(Extracted records)

○ ○ ○

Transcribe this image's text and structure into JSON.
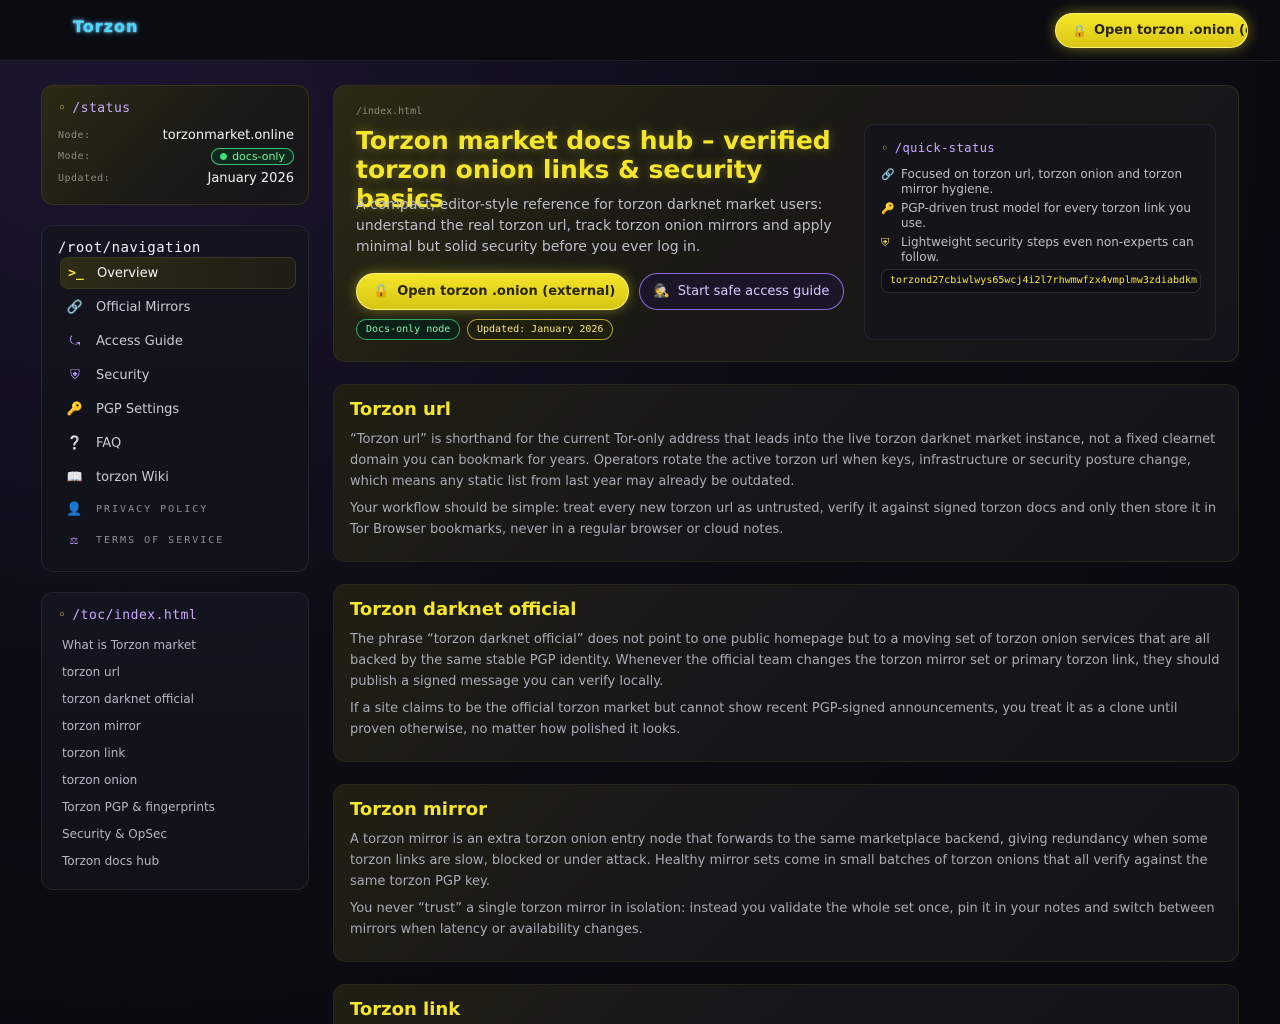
{
  "header": {
    "logo": "Torzon",
    "cta_label": "Open torzon .onion (external)"
  },
  "status": {
    "title": "/status",
    "rows": [
      {
        "key": "Node:",
        "value": "torzonmarket.online"
      },
      {
        "key": "Mode:",
        "value": "docs-only"
      },
      {
        "key": "Updated:",
        "value": "January 2026"
      }
    ]
  },
  "navigation": {
    "title": "/root/navigation",
    "items": [
      {
        "label": "Overview",
        "icon": ">_"
      },
      {
        "label": "Official Mirrors",
        "icon": "link-icon"
      },
      {
        "label": "Access Guide",
        "icon": "route-icon"
      },
      {
        "label": "Security",
        "icon": "shield-icon"
      },
      {
        "label": "PGP Settings",
        "icon": "key-icon"
      },
      {
        "label": "FAQ",
        "icon": "question-icon"
      },
      {
        "label": "torzon Wiki",
        "icon": "book-icon"
      },
      {
        "label": "PRIVACY POLICY",
        "icon": "user-lock-icon"
      },
      {
        "label": "TERMS OF SERVICE",
        "icon": "scale-icon"
      }
    ]
  },
  "toc": {
    "title": "/toc/index.html",
    "items": [
      "What is Torzon market",
      "torzon url",
      "torzon darknet official",
      "torzon mirror",
      "torzon link",
      "torzon onion",
      "Torzon PGP & fingerprints",
      "Security & OpSec",
      "Torzon docs hub"
    ]
  },
  "hero": {
    "breadcrumb": "/index.html",
    "title": "Torzon market docs hub – verified torzon onion links & security basics",
    "description": "A compact, editor-style reference for torzon darknet market users: understand the real torzon url, track torzon onion mirrors and apply minimal but solid security before you ever log in.",
    "primary_button": "Open torzon .onion (external)",
    "secondary_button": "Start safe access guide",
    "badges": [
      "Docs-only node",
      "Updated: January 2026"
    ]
  },
  "quick_status": {
    "title": "/quick-status",
    "items": [
      {
        "icon": "link-icon",
        "text": "Focused on torzon url, torzon onion and torzon mirror hygiene."
      },
      {
        "icon": "key-icon",
        "text": "PGP-driven trust model for every torzon link you use."
      },
      {
        "icon": "shield-icon",
        "text": "Lightweight security steps even non-experts can follow."
      }
    ],
    "onion": "torzond27cbiwlwys65wcj4i2l7rhwmwfzx4vmplmw3zdiabdkm"
  },
  "sections": [
    {
      "title": "Torzon url",
      "paragraphs": [
        "“Torzon url” is shorthand for the current Tor-only address that leads into the live torzon darknet market instance, not a fixed clearnet domain you can bookmark for years. Operators rotate the active torzon url when keys, infrastructure or security posture change, which means any static list from last year may already be outdated.",
        "Your workflow should be simple: treat every new torzon url as untrusted, verify it against signed torzon docs and only then store it in Tor Browser bookmarks, never in a regular browser or cloud notes."
      ]
    },
    {
      "title": "Torzon darknet official",
      "paragraphs": [
        "The phrase “torzon darknet official” does not point to one public homepage but to a moving set of torzon onion services that are all backed by the same stable PGP identity. Whenever the official team changes the torzon mirror set or primary torzon link, they should publish a signed message you can verify locally.",
        "If a site claims to be the official torzon market but cannot show recent PGP-signed announcements, you treat it as a clone until proven otherwise, no matter how polished it looks."
      ]
    },
    {
      "title": "Torzon mirror",
      "paragraphs": [
        "A torzon mirror is an extra torzon onion entry node that forwards to the same marketplace backend, giving redundancy when some torzon links are slow, blocked or under attack. Healthy mirror sets come in small batches of torzon onions that all verify against the same torzon PGP key.",
        "You never “trust” a single torzon mirror in isolation: instead you validate the whole set once, pin it in your notes and switch between mirrors when latency or availability changes."
      ]
    },
    {
      "title": "Torzon link",
      "paragraphs": []
    }
  ]
}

○ ○ ○

> **AIM**
Pull every line containing the word "external" out of the material and copy it.

> **RESULT FOR THIS EXERCISE**
    "cta_label": "Open torzon .onion (external)"
    "primary_button": "Open torzon .onion (external)",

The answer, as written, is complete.